| Your objective |
Every line below should be copied exactly; drop the pictures.

| Excerpted records |
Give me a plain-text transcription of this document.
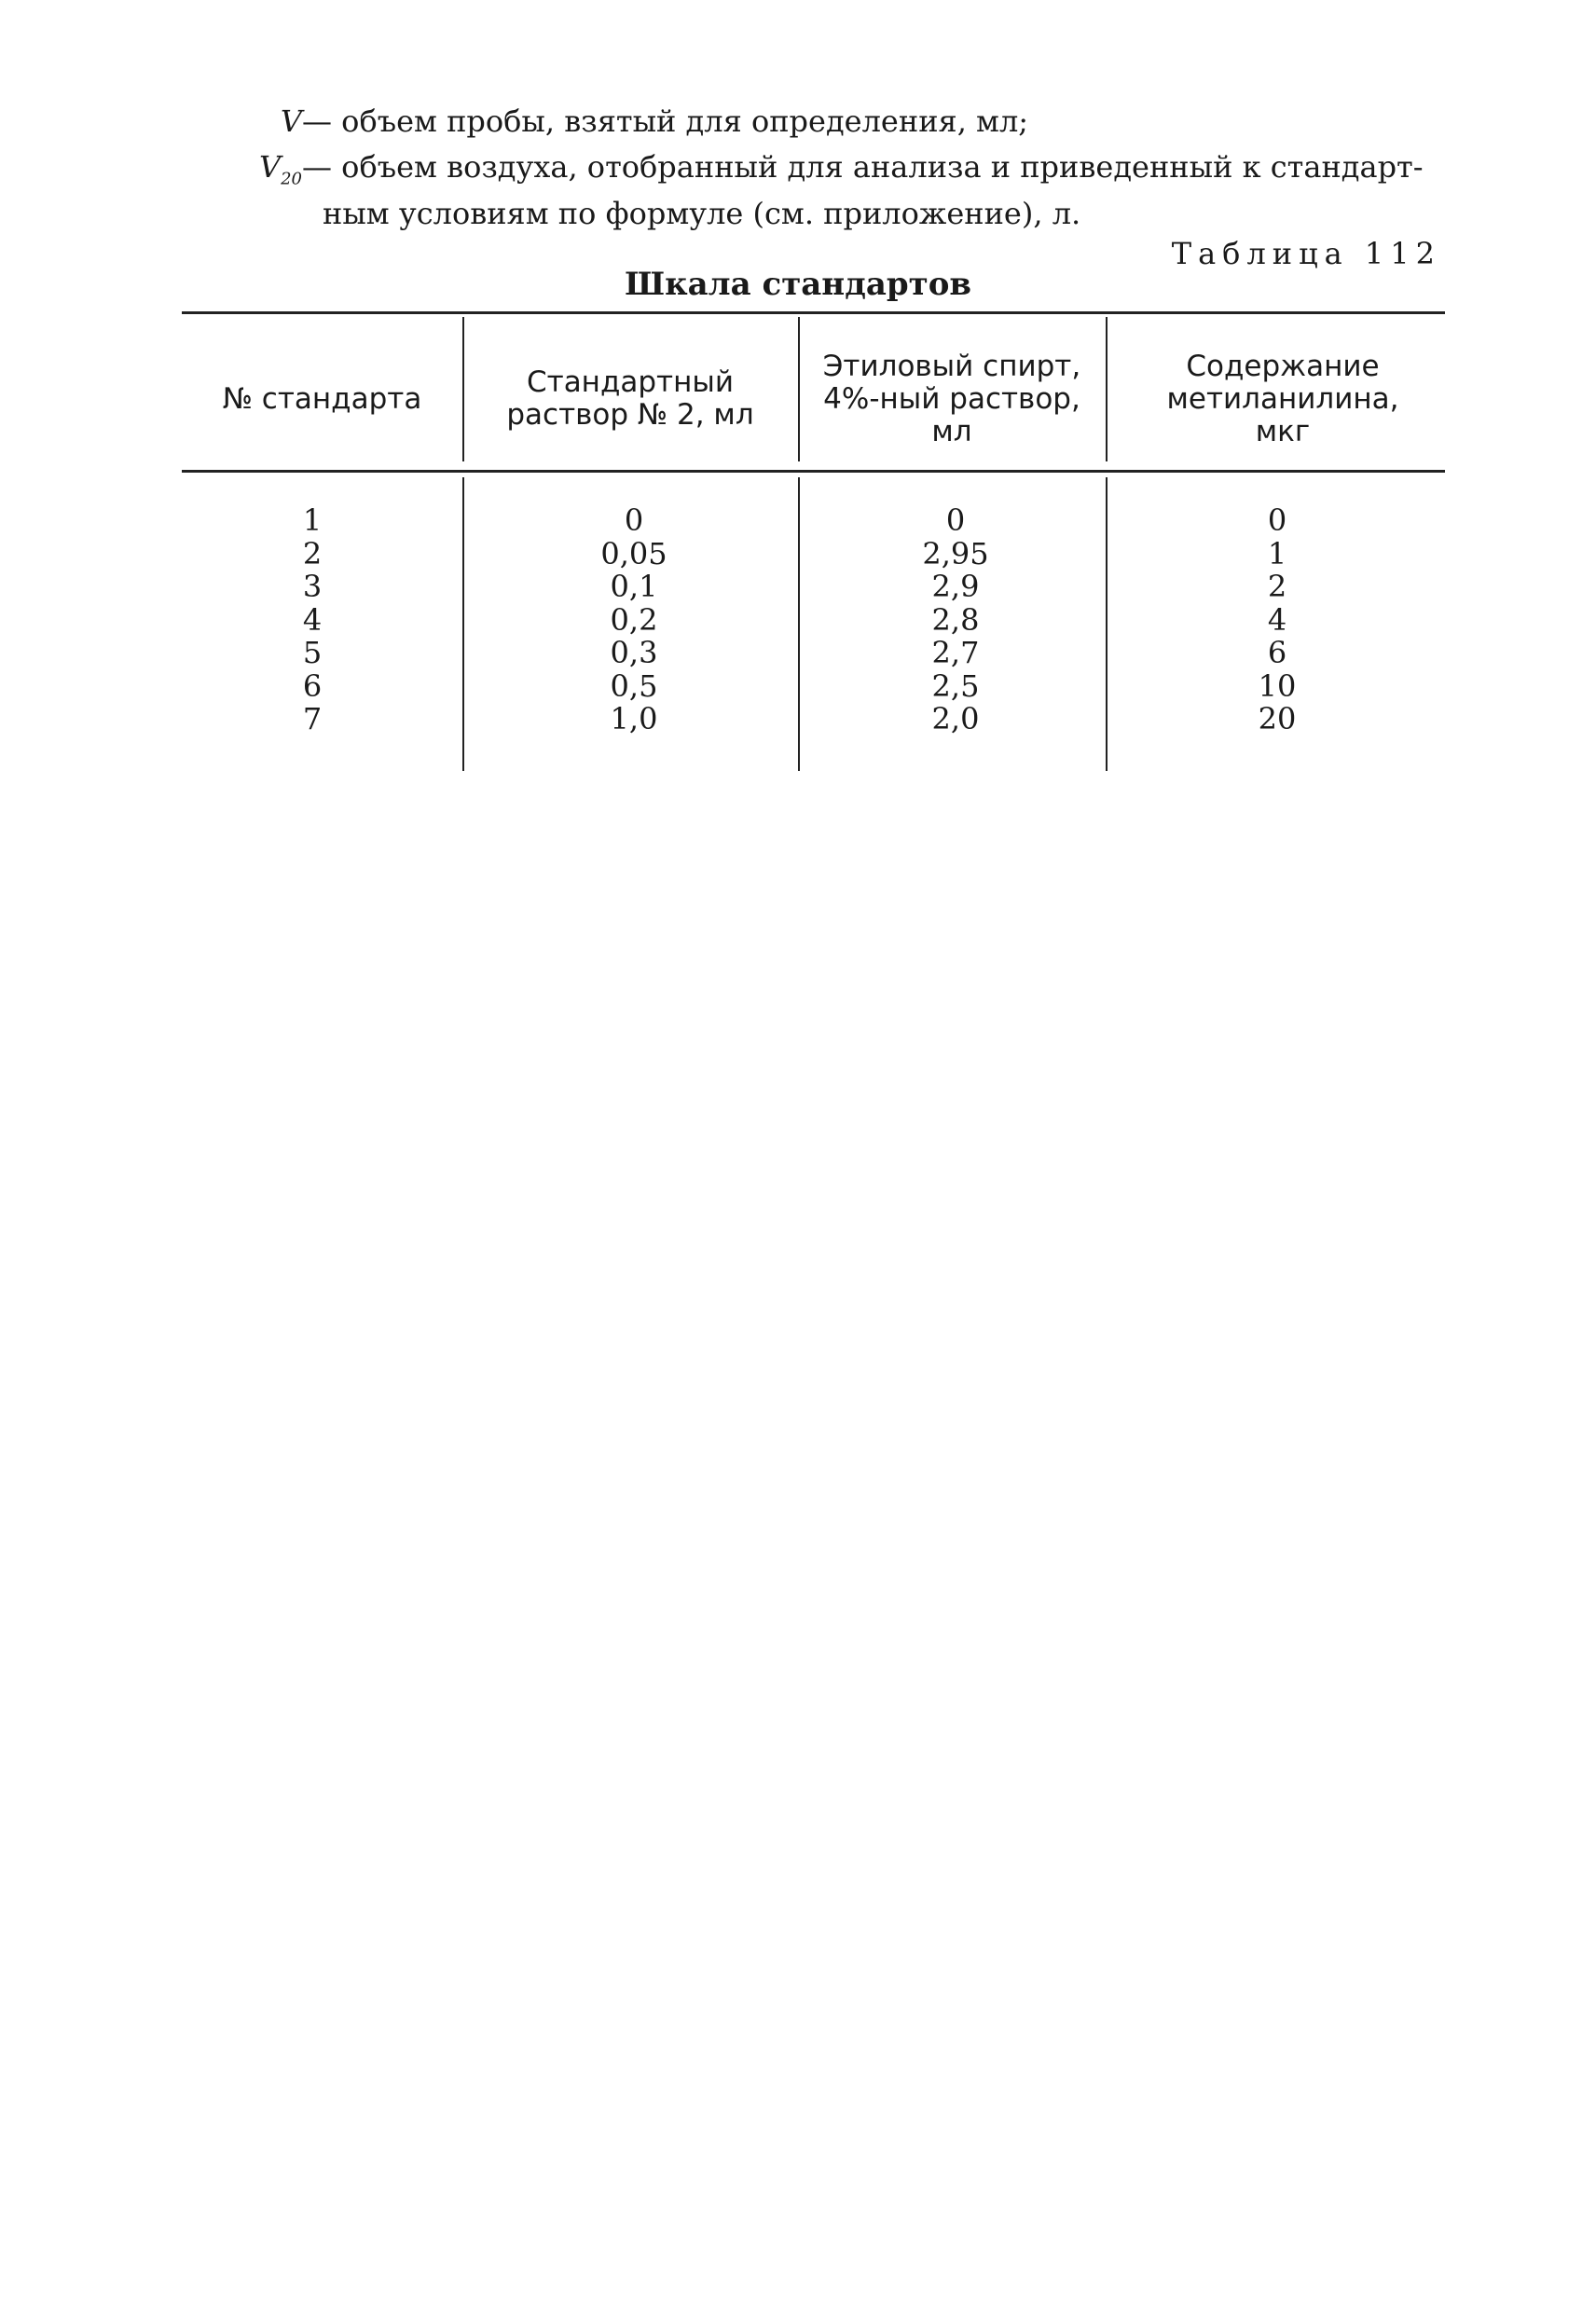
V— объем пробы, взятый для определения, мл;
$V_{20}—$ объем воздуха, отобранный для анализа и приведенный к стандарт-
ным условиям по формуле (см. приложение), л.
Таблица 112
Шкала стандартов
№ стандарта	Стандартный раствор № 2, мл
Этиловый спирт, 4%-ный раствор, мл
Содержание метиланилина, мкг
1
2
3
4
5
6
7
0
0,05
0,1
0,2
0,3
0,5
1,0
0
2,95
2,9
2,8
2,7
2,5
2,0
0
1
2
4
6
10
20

| Written reply |
Give me a plain-text transcription of this document.
V— объем пробы, взятый для определения, мл;
$V_{20}—$ объем воздуха, отобранный для анализа и приведенный к стандарт-
ным условиям по формуле (см. приложение), л.
Таблица 112
Шкала стандартов
№ стандарта	Стандартный раствор № 2, мл
Этиловый спирт, 4%-ный раствор, мл
Содержание метиланилина, мкг
1
2
3
4
5
6
7
0
0,05
0,1
0,2
0,3
0,5
1,0
0
2,95
2,9
2,8
2,7
2,5
2,0
0
1
2
4
6
10
20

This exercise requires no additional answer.